— Do this —
What follows is a set of records; restate each one word for word and drop the pictures.

>> Begin Raw records

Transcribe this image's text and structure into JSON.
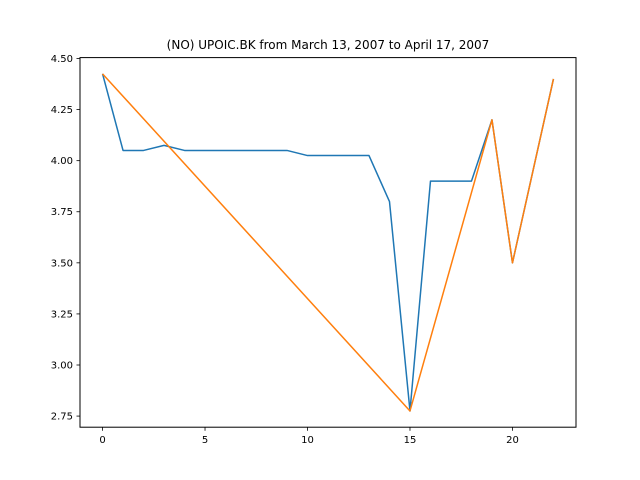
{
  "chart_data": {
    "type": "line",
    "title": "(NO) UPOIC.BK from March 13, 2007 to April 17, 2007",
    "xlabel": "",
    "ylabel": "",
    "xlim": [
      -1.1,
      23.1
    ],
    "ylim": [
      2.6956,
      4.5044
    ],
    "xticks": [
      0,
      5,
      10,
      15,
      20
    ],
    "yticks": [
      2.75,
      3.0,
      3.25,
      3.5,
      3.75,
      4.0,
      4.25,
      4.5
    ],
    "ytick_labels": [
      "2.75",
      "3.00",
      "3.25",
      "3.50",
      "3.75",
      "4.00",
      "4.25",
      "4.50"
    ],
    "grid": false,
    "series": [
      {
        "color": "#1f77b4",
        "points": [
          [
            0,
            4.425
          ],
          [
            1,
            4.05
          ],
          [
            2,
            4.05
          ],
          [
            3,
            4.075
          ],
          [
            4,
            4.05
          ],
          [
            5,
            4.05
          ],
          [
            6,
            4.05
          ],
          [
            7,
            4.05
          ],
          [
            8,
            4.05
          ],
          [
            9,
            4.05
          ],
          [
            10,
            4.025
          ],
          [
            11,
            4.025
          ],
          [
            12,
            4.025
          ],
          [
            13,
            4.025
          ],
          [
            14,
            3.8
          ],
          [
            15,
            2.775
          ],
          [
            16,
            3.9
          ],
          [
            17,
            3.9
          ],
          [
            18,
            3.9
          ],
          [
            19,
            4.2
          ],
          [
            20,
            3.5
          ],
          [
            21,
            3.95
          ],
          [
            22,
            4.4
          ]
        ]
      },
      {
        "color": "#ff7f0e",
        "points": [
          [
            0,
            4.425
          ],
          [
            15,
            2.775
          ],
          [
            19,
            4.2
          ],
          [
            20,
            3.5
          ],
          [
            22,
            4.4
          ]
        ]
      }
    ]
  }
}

>> End Raw records

— Result below —
Transcribe this image's text and structure into JSON.
{
  "chart_data": {
    "type": "line",
    "title": "(NO) UPOIC.BK from March 13, 2007 to April 17, 2007",
    "xlabel": "",
    "ylabel": "",
    "xlim": [
      -1.1,
      23.1
    ],
    "ylim": [
      2.6956,
      4.5044
    ],
    "xticks": [
      0,
      5,
      10,
      15,
      20
    ],
    "yticks": [
      2.75,
      3.0,
      3.25,
      3.5,
      3.75,
      4.0,
      4.25,
      4.5
    ],
    "ytick_labels": [
      "2.75",
      "3.00",
      "3.25",
      "3.50",
      "3.75",
      "4.00",
      "4.25",
      "4.50"
    ],
    "grid": false,
    "series": [
      {
        "color": "#1f77b4",
        "points": [
          [
            0,
            4.425
          ],
          [
            1,
            4.05
          ],
          [
            2,
            4.05
          ],
          [
            3,
            4.075
          ],
          [
            4,
            4.05
          ],
          [
            5,
            4.05
          ],
          [
            6,
            4.05
          ],
          [
            7,
            4.05
          ],
          [
            8,
            4.05
          ],
          [
            9,
            4.05
          ],
          [
            10,
            4.025
          ],
          [
            11,
            4.025
          ],
          [
            12,
            4.025
          ],
          [
            13,
            4.025
          ],
          [
            14,
            3.8
          ],
          [
            15,
            2.775
          ],
          [
            16,
            3.9
          ],
          [
            17,
            3.9
          ],
          [
            18,
            3.9
          ],
          [
            19,
            4.2
          ],
          [
            20,
            3.5
          ],
          [
            21,
            3.95
          ],
          [
            22,
            4.4
          ]
        ]
      },
      {
        "color": "#ff7f0e",
        "points": [
          [
            0,
            4.425
          ],
          [
            15,
            2.775
          ],
          [
            19,
            4.2
          ],
          [
            20,
            3.5
          ],
          [
            22,
            4.4
          ]
        ]
      }
    ]
  }
}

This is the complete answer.